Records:
++++++++
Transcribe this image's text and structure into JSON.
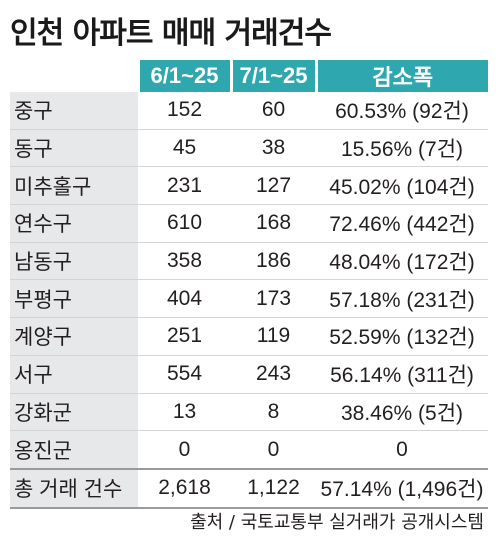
{
  "title": "인천 아파트 매매 거래건수",
  "source": "출처 / 국토교통부 실거래가 공개시스템",
  "colors": {
    "header": "#2ea8ae",
    "label_col": "#e7e8e9"
  },
  "chart_data": {
    "type": "table",
    "title": "인천 아파트 매매 거래건수",
    "columns": [
      "",
      "6/1~25",
      "7/1~25",
      "감소폭"
    ],
    "rows": [
      [
        "중구",
        "152",
        "60",
        "60.53% (92건)"
      ],
      [
        "동구",
        "45",
        "38",
        "15.56% (7건)"
      ],
      [
        "미추홀구",
        "231",
        "127",
        "45.02% (104건)"
      ],
      [
        "연수구",
        "610",
        "168",
        "72.46% (442건)"
      ],
      [
        "남동구",
        "358",
        "186",
        "48.04% (172건)"
      ],
      [
        "부평구",
        "404",
        "173",
        "57.18% (231건)"
      ],
      [
        "계양구",
        "251",
        "119",
        "52.59% (132건)"
      ],
      [
        "서구",
        "554",
        "243",
        "56.14% (311건)"
      ],
      [
        "강화군",
        "13",
        "8",
        "38.46% (5건)"
      ],
      [
        "옹진군",
        "0",
        "0",
        "0"
      ]
    ],
    "total": [
      "총 거래 건수",
      "2,618",
      "1,122",
      "57.14% (1,496건)"
    ]
  }
}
++++++++
WHAT YOU SHOULD DO: All records must be output exactly as they are, except for the pictures, which are left out.

CORRECT RESPONSE:
Transcribe this image's text and structure into JSON.
{
  "title": "인천 아파트 매매 거래건수",
  "source": "출처 / 국토교통부 실거래가 공개시스템",
  "colors": {
    "header": "#2ea8ae",
    "label_col": "#e7e8e9"
  },
  "chart_data": {
    "type": "table",
    "title": "인천 아파트 매매 거래건수",
    "columns": [
      "",
      "6/1~25",
      "7/1~25",
      "감소폭"
    ],
    "rows": [
      [
        "중구",
        "152",
        "60",
        "60.53% (92건)"
      ],
      [
        "동구",
        "45",
        "38",
        "15.56% (7건)"
      ],
      [
        "미추홀구",
        "231",
        "127",
        "45.02% (104건)"
      ],
      [
        "연수구",
        "610",
        "168",
        "72.46% (442건)"
      ],
      [
        "남동구",
        "358",
        "186",
        "48.04% (172건)"
      ],
      [
        "부평구",
        "404",
        "173",
        "57.18% (231건)"
      ],
      [
        "계양구",
        "251",
        "119",
        "52.59% (132건)"
      ],
      [
        "서구",
        "554",
        "243",
        "56.14% (311건)"
      ],
      [
        "강화군",
        "13",
        "8",
        "38.46% (5건)"
      ],
      [
        "옹진군",
        "0",
        "0",
        "0"
      ]
    ],
    "total": [
      "총 거래 건수",
      "2,618",
      "1,122",
      "57.14% (1,496건)"
    ]
  }
}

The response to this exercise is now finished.